In the entries below, find every line holding the string "排除A项" and collect it.

─── Data supplied ───

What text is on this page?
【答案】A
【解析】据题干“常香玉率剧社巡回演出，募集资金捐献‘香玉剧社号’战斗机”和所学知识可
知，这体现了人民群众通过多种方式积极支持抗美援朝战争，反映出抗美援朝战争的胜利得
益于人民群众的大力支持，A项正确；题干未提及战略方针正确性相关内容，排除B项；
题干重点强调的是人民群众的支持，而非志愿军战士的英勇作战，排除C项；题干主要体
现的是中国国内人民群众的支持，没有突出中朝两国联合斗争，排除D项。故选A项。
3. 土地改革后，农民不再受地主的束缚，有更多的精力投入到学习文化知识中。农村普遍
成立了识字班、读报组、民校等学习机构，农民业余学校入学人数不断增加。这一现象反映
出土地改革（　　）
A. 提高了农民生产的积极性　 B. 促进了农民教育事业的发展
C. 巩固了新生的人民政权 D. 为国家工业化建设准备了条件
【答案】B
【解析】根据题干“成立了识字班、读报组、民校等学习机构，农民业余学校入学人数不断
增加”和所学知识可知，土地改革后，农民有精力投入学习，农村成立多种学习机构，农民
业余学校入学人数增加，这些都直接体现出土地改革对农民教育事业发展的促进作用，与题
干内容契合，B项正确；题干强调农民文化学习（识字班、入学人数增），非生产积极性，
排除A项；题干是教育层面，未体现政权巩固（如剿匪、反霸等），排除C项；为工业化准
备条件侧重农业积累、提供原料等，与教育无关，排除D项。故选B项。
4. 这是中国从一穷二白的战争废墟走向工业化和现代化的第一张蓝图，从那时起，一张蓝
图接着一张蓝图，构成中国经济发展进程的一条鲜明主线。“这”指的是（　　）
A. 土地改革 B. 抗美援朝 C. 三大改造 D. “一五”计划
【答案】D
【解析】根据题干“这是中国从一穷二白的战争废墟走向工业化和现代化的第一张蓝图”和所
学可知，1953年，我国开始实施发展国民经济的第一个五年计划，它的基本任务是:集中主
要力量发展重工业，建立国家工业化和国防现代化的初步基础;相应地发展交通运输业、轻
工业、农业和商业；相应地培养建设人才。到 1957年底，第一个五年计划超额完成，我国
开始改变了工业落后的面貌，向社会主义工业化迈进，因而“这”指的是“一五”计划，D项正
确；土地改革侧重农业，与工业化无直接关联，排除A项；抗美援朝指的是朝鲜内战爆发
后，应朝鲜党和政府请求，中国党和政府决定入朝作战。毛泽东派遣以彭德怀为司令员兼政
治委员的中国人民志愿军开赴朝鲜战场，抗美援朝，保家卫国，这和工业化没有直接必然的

───

**Exercise answer:**
排除A项；题干是教育层面，未体现政权巩固（如剿匪、反霸等），排除C项；为工业化准
确；土地改革侧重农业，与工业化无直接关联，排除A项；抗美援朝指的是朝鲜内战爆发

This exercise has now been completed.